Delivery and Logistics Analysis¶

Delivery Performance Analysis¶

11. What is the overall 'On-Time Delivery Rate' (percentage of orders delivered before the order_estimated_delivery_date)? Furthermore, what is the average variance between the estimated and actual delivery dates across different states?

Solution:

Firstly, we prepare order-level delivery variances (delivery_data CTE): We join the orders and customers tables, filtering strictly for successfully 'delivered' orders with valid dates. We use a CASE statement to flag if an order was delivered on or before the estimate (is_on_time), and use datediff to calculate the exact delivery_variance_days.
Secondly, we aggregate performance by state (state_performance CTE): Grouping by customer_state, we sum the on-time flags to calculate the on_time_rate percentage. We calculate the state's average delivery variance (state_avg_accuracy). Crucially, we also use a window function avg() over () without a partition to calculate the national_avg_accuracy baseline across all states.
Finally, we classify states against the national benchmark (Final SELECT): We format the output metrics and use a CASE statement to evaluate the state's performance. By comparing the state_avg_accuracy against the national_avg_accuracy (+/- a 2-day buffer), we categorize the logistics estimation strategy for that region as 'Extremely Conservative', 'Relatively Aggressive', or 'Standard'.

Tasks to complete
(1) Transcribe the delivery performance analysis between "11. What is" and "across different states?", inclusive.
(2) Pick up the delivery performance analysis after its last sentence and carry it forward.

Data listing
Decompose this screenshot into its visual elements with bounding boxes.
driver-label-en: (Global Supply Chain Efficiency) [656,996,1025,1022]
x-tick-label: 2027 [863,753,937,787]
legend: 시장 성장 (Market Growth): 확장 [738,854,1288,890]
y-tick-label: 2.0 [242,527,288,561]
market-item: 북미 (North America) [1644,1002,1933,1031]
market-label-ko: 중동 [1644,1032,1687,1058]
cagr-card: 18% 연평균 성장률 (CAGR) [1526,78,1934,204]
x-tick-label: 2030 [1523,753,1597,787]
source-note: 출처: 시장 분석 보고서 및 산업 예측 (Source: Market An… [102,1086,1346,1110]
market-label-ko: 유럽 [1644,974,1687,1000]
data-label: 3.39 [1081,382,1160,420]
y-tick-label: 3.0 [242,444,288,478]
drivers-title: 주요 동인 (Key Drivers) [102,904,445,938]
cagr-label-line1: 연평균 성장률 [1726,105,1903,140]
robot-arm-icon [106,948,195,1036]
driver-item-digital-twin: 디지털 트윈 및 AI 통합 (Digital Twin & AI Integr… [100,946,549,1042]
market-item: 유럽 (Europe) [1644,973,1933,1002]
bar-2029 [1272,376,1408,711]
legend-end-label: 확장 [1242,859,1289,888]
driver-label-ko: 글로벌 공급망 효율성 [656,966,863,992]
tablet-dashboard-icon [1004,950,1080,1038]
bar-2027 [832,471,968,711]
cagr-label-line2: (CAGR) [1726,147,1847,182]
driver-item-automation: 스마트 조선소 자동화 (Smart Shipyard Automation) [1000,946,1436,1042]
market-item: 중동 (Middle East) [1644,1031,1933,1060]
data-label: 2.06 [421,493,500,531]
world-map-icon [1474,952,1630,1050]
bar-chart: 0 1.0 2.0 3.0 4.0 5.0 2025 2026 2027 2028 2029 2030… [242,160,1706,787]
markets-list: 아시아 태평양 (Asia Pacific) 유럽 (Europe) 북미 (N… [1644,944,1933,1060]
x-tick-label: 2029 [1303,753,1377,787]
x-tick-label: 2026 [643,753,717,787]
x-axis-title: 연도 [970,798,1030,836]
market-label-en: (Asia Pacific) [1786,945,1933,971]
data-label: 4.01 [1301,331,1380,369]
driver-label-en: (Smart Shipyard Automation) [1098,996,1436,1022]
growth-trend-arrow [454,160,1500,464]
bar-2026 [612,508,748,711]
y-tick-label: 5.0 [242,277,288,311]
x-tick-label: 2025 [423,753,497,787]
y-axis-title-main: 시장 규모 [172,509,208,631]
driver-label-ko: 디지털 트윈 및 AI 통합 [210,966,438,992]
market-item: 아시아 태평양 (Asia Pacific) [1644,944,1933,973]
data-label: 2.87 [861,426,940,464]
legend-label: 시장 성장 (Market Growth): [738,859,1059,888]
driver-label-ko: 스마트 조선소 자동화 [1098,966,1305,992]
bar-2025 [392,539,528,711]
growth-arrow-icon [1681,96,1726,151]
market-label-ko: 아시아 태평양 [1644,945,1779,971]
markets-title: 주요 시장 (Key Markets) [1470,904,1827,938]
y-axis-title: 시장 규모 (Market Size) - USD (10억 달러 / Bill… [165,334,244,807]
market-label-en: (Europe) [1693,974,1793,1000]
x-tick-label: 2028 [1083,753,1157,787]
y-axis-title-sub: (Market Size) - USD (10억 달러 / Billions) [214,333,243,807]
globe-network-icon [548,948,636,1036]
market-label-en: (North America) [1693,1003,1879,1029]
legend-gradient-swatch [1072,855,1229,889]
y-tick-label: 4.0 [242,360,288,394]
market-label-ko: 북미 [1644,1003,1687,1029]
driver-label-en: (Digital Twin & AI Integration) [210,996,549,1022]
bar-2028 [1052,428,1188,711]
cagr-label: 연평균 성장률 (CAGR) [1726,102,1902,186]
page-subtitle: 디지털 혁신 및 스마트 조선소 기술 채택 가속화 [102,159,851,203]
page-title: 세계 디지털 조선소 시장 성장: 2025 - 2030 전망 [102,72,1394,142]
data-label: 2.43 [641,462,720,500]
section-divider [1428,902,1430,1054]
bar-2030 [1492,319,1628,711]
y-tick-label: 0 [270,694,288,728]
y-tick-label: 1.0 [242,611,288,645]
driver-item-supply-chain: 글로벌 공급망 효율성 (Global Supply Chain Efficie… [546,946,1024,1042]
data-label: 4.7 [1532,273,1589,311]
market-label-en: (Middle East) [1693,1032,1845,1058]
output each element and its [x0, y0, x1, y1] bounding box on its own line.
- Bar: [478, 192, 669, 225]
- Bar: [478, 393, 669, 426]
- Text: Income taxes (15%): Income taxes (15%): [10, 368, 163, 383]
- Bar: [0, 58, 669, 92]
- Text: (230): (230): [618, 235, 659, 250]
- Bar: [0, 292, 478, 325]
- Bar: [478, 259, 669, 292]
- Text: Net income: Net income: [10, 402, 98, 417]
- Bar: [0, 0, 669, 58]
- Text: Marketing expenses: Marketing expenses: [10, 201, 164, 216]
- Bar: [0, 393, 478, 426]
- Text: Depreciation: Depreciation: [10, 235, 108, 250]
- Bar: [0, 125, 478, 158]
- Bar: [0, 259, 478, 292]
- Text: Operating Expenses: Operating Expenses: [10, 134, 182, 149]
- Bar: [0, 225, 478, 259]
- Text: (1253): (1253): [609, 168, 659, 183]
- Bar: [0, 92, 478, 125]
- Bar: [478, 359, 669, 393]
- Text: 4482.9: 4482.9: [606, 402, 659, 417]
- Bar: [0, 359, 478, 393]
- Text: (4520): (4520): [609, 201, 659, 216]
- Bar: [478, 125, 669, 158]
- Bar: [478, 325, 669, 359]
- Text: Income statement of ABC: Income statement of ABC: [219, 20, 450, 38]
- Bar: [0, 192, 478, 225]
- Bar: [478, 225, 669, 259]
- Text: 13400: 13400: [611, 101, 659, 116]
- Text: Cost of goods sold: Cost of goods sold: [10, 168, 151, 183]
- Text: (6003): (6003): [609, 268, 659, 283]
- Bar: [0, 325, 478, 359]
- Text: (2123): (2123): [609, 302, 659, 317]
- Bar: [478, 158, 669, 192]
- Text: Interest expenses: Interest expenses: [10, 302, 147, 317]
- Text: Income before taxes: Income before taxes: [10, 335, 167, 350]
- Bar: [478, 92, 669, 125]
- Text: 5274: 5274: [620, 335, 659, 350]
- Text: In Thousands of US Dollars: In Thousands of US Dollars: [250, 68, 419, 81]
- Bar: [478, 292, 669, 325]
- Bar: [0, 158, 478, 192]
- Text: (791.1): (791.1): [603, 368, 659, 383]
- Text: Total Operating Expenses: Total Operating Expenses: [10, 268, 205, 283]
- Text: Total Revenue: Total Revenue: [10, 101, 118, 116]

Solved tasks
(1)
11. What is the overall 'On-Time Delivery Rate' (percentage of orders delivered before the order_estimated_delivery_date)? Furthermore, what is the average variance between the estimated and actual delivery dates across different states?

(2)
Show SQL Code

with delivery_data as (
    -- step 1: prepare variance data per order
    select 
        c.customer_state,
        o.order_id,
        o.order_estimated_delivery_date,
        o.order_delivered_customer_date,
        case 
            when o.order_delivered_customer_date <= o.order_estimated_delivery_date then 1 
            else 0 
        end as is_on_time,
        datediff(day, o.order_delivered_customer_date, o.order_estimated_delivery_date) as delivery_variance_days
    from 
        orders o
    inner join 
        customers c on o.customer_id = c.customer_id
    where 
        o.order_status = 'delivered'
        and o.order_delivered_customer_date is not null
        and o.order_estimated_delivery_date is not null
),

state_performance as (
    -- step 2: aggregate by state and calculate national benchmark
    select 
        customer_state,
        count(order_id) as total_delivered_orders,
        cast(100.0 * sum(is_on_time) / count(order_id) as decimal(5,2)) as on_time_rate,
        avg(delivery_variance_days * 1.0) as state_avg_accuracy,
        -- getting the national average across all states to use as a baseline
        avg(avg(delivery_variance_days * 1.0)) over () as national_avg_accuracy
    from 
        delivery_data
    group by 
        customer_state
)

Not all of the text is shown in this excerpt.